Copy all lines below exactly as written. Leave pictures out.

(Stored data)

================

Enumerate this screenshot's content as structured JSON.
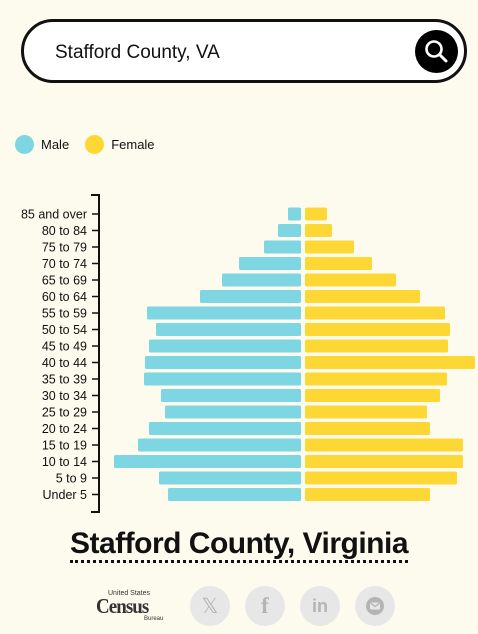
{
  "search": {
    "value": "Stafford County, VA"
  },
  "legend": [
    {
      "label": "Male",
      "color": "#7ed6e3"
    },
    {
      "label": "Female",
      "color": "#fdd835"
    }
  ],
  "chart_data": {
    "type": "bar",
    "categories": [
      "85 and over",
      "80 to 84",
      "75 to 79",
      "70 to 74",
      "65 to 69",
      "60 to 64",
      "55 to 59",
      "50 to 54",
      "45 to 49",
      "40 to 44",
      "35 to 39",
      "30 to 34",
      "25 to 29",
      "20 to 24",
      "15 to 19",
      "10 to 14",
      "5 to 9",
      "Under 5"
    ],
    "series": [
      {
        "name": "Male",
        "color": "#7ed6e3",
        "values": [
          13,
          23,
          37,
          62,
          79,
          101,
          154,
          145,
          152,
          156,
          157,
          140,
          136,
          152,
          163,
          187,
          142,
          133
        ]
      },
      {
        "name": "Female",
        "color": "#fdd835",
        "values": [
          22,
          27,
          49,
          67,
          91,
          115,
          140,
          145,
          143,
          170,
          142,
          135,
          122,
          125,
          158,
          158,
          152,
          125
        ]
      }
    ]
  },
  "title": "Stafford County, Virginia",
  "footer": {
    "logo_line1": "United States",
    "logo_line2": "Census",
    "logo_line3": "Bureau"
  }
}
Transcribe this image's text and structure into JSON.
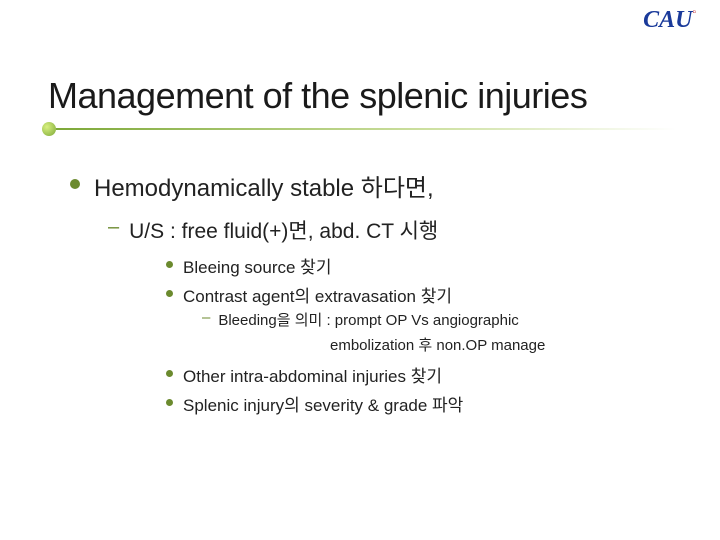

================

The completed task:
Enumerate this screenshot's content as structured JSON.
{
  "search": {
    "value": "Stafford County, VA"
  },
  "legend": [
    {
      "label": "Male",
      "color": "#7ed6e3"
    },
    {
      "label": "Female",
      "color": "#fdd835"
    }
  ],
  "chart_data": {
    "type": "bar",
    "categories": [
      "85 and over",
      "80 to 84",
      "75 to 79",
      "70 to 74",
      "65 to 69",
      "60 to 64",
      "55 to 59",
      "50 to 54",
      "45 to 49",
      "40 to 44",
      "35 to 39",
      "30 to 34",
      "25 to 29",
      "20 to 24",
      "15 to 19",
      "10 to 14",
      "5 to 9",
      "Under 5"
    ],
    "series": [
      {
        "name": "Male",
        "color": "#7ed6e3",
        "values": [
          13,
          23,
          37,
          62,
          79,
          101,
          154,
          145,
          152,
          156,
          157,
          140,
          136,
          152,
          163,
          187,
          142,
          133
        ]
      },
      {
        "name": "Female",
        "color": "#fdd835",
        "values": [
          22,
          27,
          49,
          67,
          91,
          115,
          140,
          145,
          143,
          170,
          142,
          135,
          122,
          125,
          158,
          158,
          152,
          125
        ]
      }
    ]
  },
  "title": "Stafford County, Virginia",
  "footer": {
    "logo_line1": "United States",
    "logo_line2": "Census",
    "logo_line3": "Bureau"
  }
}
Transcribe this image's text and structure into JSON.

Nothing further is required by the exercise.